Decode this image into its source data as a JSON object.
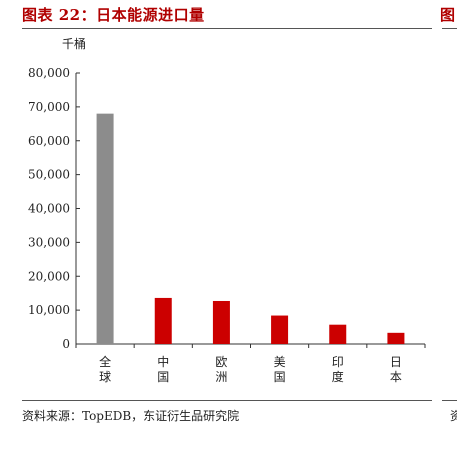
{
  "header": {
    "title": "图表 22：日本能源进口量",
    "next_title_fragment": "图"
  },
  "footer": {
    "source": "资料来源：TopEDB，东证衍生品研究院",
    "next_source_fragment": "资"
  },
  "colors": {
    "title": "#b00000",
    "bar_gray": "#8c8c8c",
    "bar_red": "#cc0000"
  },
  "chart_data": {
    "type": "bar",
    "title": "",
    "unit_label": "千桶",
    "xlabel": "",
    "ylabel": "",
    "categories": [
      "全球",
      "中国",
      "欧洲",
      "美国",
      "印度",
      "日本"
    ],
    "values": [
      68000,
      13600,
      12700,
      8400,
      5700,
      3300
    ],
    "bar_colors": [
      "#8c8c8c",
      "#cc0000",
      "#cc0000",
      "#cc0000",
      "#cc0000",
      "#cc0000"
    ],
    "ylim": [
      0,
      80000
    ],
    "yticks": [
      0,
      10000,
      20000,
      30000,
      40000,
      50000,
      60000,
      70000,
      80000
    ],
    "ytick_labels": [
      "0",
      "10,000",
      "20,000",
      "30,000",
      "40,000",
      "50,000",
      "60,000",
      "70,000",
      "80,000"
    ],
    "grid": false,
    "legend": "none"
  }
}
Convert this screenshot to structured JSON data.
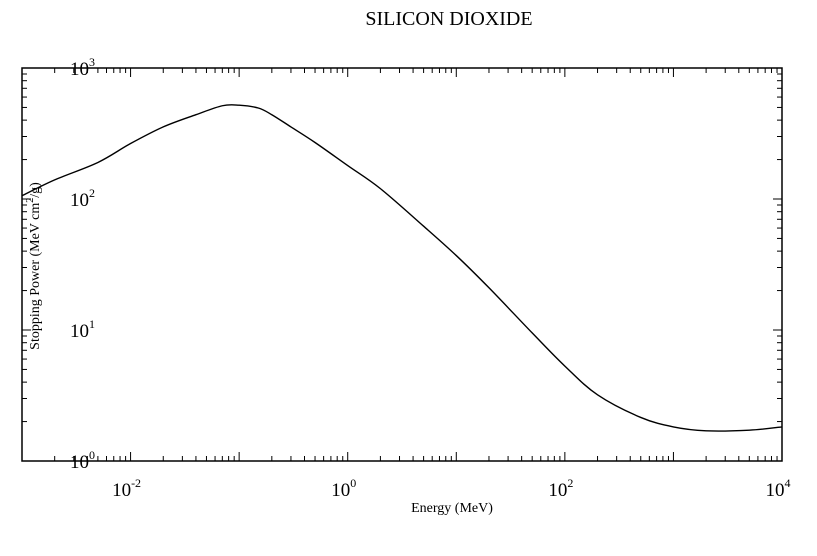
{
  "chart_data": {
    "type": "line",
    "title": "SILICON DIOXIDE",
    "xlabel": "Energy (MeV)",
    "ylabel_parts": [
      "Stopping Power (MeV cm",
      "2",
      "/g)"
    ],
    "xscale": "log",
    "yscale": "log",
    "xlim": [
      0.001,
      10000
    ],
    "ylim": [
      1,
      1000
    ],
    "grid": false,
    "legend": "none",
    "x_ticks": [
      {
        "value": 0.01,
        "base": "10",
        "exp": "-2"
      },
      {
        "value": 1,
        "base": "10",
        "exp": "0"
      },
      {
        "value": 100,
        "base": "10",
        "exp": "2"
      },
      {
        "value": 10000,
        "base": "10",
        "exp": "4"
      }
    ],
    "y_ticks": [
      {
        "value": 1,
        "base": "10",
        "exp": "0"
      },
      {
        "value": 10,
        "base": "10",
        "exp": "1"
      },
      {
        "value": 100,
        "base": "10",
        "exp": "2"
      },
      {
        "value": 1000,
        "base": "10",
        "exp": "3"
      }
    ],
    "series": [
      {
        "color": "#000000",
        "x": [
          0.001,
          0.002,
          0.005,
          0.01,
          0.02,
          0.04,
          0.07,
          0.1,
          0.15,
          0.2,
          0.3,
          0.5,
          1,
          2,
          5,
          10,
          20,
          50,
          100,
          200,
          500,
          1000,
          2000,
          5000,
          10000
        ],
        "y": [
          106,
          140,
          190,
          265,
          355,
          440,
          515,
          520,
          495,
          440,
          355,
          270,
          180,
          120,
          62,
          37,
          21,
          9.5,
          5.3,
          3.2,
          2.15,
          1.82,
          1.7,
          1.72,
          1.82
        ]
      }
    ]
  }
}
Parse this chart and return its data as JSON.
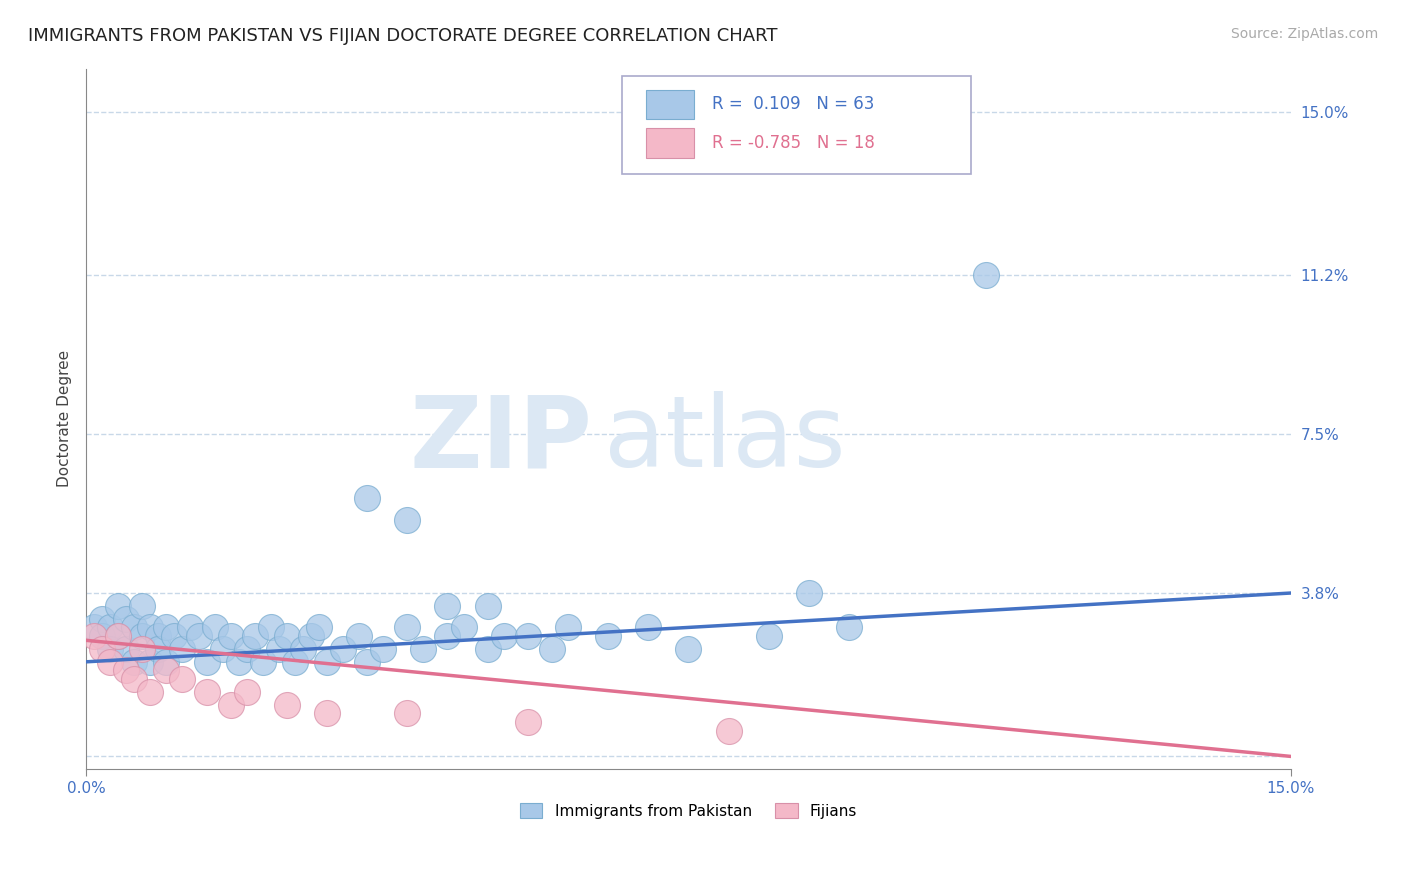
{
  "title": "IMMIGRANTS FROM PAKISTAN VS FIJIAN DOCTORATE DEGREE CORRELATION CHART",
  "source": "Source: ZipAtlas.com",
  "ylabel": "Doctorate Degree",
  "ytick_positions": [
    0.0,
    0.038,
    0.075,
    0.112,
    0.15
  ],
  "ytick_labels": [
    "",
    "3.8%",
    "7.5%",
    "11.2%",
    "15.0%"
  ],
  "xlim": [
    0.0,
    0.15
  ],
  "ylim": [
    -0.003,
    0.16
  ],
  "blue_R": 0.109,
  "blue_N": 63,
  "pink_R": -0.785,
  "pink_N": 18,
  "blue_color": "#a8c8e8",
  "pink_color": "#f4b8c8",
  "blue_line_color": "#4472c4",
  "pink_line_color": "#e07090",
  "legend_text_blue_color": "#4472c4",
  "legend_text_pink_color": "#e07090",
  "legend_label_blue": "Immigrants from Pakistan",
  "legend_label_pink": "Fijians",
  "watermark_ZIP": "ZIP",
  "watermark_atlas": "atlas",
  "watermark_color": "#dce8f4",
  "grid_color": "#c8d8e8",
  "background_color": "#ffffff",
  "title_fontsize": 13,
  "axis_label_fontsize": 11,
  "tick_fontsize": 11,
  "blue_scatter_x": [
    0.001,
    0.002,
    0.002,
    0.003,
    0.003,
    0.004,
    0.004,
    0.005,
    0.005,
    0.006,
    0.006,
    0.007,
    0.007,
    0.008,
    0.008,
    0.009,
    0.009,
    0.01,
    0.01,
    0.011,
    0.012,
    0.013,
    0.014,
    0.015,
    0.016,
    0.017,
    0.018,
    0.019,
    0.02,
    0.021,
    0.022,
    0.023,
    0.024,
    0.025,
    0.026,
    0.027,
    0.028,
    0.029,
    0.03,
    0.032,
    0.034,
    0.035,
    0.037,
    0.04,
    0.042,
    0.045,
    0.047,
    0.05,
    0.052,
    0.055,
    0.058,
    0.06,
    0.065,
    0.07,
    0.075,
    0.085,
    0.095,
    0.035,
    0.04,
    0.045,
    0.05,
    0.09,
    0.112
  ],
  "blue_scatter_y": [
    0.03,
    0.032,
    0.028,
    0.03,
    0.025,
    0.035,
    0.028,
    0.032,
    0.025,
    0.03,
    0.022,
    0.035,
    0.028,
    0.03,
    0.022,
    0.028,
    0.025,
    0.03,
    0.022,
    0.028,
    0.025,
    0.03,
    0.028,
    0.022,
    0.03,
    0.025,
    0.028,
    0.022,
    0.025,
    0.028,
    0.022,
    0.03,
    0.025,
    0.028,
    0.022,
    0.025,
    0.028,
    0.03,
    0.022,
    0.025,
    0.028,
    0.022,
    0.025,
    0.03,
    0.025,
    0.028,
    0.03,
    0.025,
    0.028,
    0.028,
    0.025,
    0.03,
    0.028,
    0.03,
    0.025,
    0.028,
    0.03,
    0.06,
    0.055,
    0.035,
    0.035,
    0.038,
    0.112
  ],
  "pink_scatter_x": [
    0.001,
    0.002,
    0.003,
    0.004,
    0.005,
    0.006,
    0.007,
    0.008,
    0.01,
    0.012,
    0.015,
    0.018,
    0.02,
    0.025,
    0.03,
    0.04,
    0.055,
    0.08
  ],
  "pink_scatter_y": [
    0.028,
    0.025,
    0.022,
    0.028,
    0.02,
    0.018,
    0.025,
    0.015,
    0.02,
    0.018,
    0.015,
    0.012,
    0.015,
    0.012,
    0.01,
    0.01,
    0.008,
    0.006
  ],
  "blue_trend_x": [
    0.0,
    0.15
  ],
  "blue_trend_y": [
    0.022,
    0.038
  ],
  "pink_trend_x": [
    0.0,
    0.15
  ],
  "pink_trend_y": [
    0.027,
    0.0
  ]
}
#####
## [Aim of the exercise]
Return the listing above in full and without alteration, excluding its pictures.

## [Response for this exercise]
Decode this image into its source data as a JSON object.
{
  "header": {
    "title": "图表 22：日本能源进口量",
    "next_title_fragment": "图"
  },
  "footer": {
    "source": "资料来源：TopEDB，东证衍生品研究院",
    "next_source_fragment": "资"
  },
  "colors": {
    "title": "#b00000",
    "bar_gray": "#8c8c8c",
    "bar_red": "#cc0000"
  },
  "chart_data": {
    "type": "bar",
    "title": "",
    "unit_label": "千桶",
    "xlabel": "",
    "ylabel": "",
    "categories": [
      "全球",
      "中国",
      "欧洲",
      "美国",
      "印度",
      "日本"
    ],
    "values": [
      68000,
      13600,
      12700,
      8400,
      5700,
      3300
    ],
    "bar_colors": [
      "#8c8c8c",
      "#cc0000",
      "#cc0000",
      "#cc0000",
      "#cc0000",
      "#cc0000"
    ],
    "ylim": [
      0,
      80000
    ],
    "yticks": [
      0,
      10000,
      20000,
      30000,
      40000,
      50000,
      60000,
      70000,
      80000
    ],
    "ytick_labels": [
      "0",
      "10,000",
      "20,000",
      "30,000",
      "40,000",
      "50,000",
      "60,000",
      "70,000",
      "80,000"
    ],
    "grid": false,
    "legend": "none"
  }
}
Convert this screenshot to structured JSON data.
{
  "chart_data": {
    "type": "line",
    "title": "SILICON DIOXIDE",
    "xlabel": "Energy (MeV)",
    "ylabel_parts": [
      "Stopping Power (MeV cm",
      "2",
      "/g)"
    ],
    "xscale": "log",
    "yscale": "log",
    "xlim": [
      0.001,
      10000
    ],
    "ylim": [
      1,
      1000
    ],
    "grid": false,
    "legend": "none",
    "x_ticks": [
      {
        "value": 0.01,
        "base": "10",
        "exp": "-2"
      },
      {
        "value": 1,
        "base": "10",
        "exp": "0"
      },
      {
        "value": 100,
        "base": "10",
        "exp": "2"
      },
      {
        "value": 10000,
        "base": "10",
        "exp": "4"
      }
    ],
    "y_ticks": [
      {
        "value": 1,
        "base": "10",
        "exp": "0"
      },
      {
        "value": 10,
        "base": "10",
        "exp": "1"
      },
      {
        "value": 100,
        "base": "10",
        "exp": "2"
      },
      {
        "value": 1000,
        "base": "10",
        "exp": "3"
      }
    ],
    "series": [
      {
        "color": "#000000",
        "x": [
          0.001,
          0.002,
          0.005,
          0.01,
          0.02,
          0.04,
          0.07,
          0.1,
          0.15,
          0.2,
          0.3,
          0.5,
          1,
          2,
          5,
          10,
          20,
          50,
          100,
          200,
          500,
          1000,
          2000,
          5000,
          10000
        ],
        "y": [
          106,
          140,
          190,
          265,
          355,
          440,
          515,
          520,
          495,
          440,
          355,
          270,
          180,
          120,
          62,
          37,
          21,
          9.5,
          5.3,
          3.2,
          2.15,
          1.82,
          1.7,
          1.72,
          1.82
        ]
      }
    ]
  }
}
Parse this chart and return its data as JSON.
{
  "title": "IMMIGRANTS FROM PAKISTAN VS FIJIAN DOCTORATE DEGREE CORRELATION CHART",
  "source": "Source: ZipAtlas.com",
  "ylabel": "Doctorate Degree",
  "ytick_positions": [
    0.0,
    0.038,
    0.075,
    0.112,
    0.15
  ],
  "ytick_labels": [
    "",
    "3.8%",
    "7.5%",
    "11.2%",
    "15.0%"
  ],
  "xlim": [
    0.0,
    0.15
  ],
  "ylim": [
    -0.003,
    0.16
  ],
  "blue_R": 0.109,
  "blue_N": 63,
  "pink_R": -0.785,
  "pink_N": 18,
  "blue_color": "#a8c8e8",
  "pink_color": "#f4b8c8",
  "blue_line_color": "#4472c4",
  "pink_line_color": "#e07090",
  "legend_text_blue_color": "#4472c4",
  "legend_text_pink_color": "#e07090",
  "legend_label_blue": "Immigrants from Pakistan",
  "legend_label_pink": "Fijians",
  "watermark_ZIP": "ZIP",
  "watermark_atlas": "atlas",
  "watermark_color": "#dce8f4",
  "grid_color": "#c8d8e8",
  "background_color": "#ffffff",
  "title_fontsize": 13,
  "axis_label_fontsize": 11,
  "tick_fontsize": 11,
  "blue_scatter_x": [
    0.001,
    0.002,
    0.002,
    0.003,
    0.003,
    0.004,
    0.004,
    0.005,
    0.005,
    0.006,
    0.006,
    0.007,
    0.007,
    0.008,
    0.008,
    0.009,
    0.009,
    0.01,
    0.01,
    0.011,
    0.012,
    0.013,
    0.014,
    0.015,
    0.016,
    0.017,
    0.018,
    0.019,
    0.02,
    0.021,
    0.022,
    0.023,
    0.024,
    0.025,
    0.026,
    0.027,
    0.028,
    0.029,
    0.03,
    0.032,
    0.034,
    0.035,
    0.037,
    0.04,
    0.042,
    0.045,
    0.047,
    0.05,
    0.052,
    0.055,
    0.058,
    0.06,
    0.065,
    0.07,
    0.075,
    0.085,
    0.095,
    0.035,
    0.04,
    0.045,
    0.05,
    0.09,
    0.112
  ],
  "blue_scatter_y": [
    0.03,
    0.032,
    0.028,
    0.03,
    0.025,
    0.035,
    0.028,
    0.032,
    0.025,
    0.03,
    0.022,
    0.035,
    0.028,
    0.03,
    0.022,
    0.028,
    0.025,
    0.03,
    0.022,
    0.028,
    0.025,
    0.03,
    0.028,
    0.022,
    0.03,
    0.025,
    0.028,
    0.022,
    0.025,
    0.028,
    0.022,
    0.03,
    0.025,
    0.028,
    0.022,
    0.025,
    0.028,
    0.03,
    0.022,
    0.025,
    0.028,
    0.022,
    0.025,
    0.03,
    0.025,
    0.028,
    0.03,
    0.025,
    0.028,
    0.028,
    0.025,
    0.03,
    0.028,
    0.03,
    0.025,
    0.028,
    0.03,
    0.06,
    0.055,
    0.035,
    0.035,
    0.038,
    0.112
  ],
  "pink_scatter_x": [
    0.001,
    0.002,
    0.003,
    0.004,
    0.005,
    0.006,
    0.007,
    0.008,
    0.01,
    0.012,
    0.015,
    0.018,
    0.02,
    0.025,
    0.03,
    0.04,
    0.055,
    0.08
  ],
  "pink_scatter_y": [
    0.028,
    0.025,
    0.022,
    0.028,
    0.02,
    0.018,
    0.025,
    0.015,
    0.02,
    0.018,
    0.015,
    0.012,
    0.015,
    0.012,
    0.01,
    0.01,
    0.008,
    0.006
  ],
  "blue_trend_x": [
    0.0,
    0.15
  ],
  "blue_trend_y": [
    0.022,
    0.038
  ],
  "pink_trend_x": [
    0.0,
    0.15
  ],
  "pink_trend_y": [
    0.027,
    0.0
  ]
}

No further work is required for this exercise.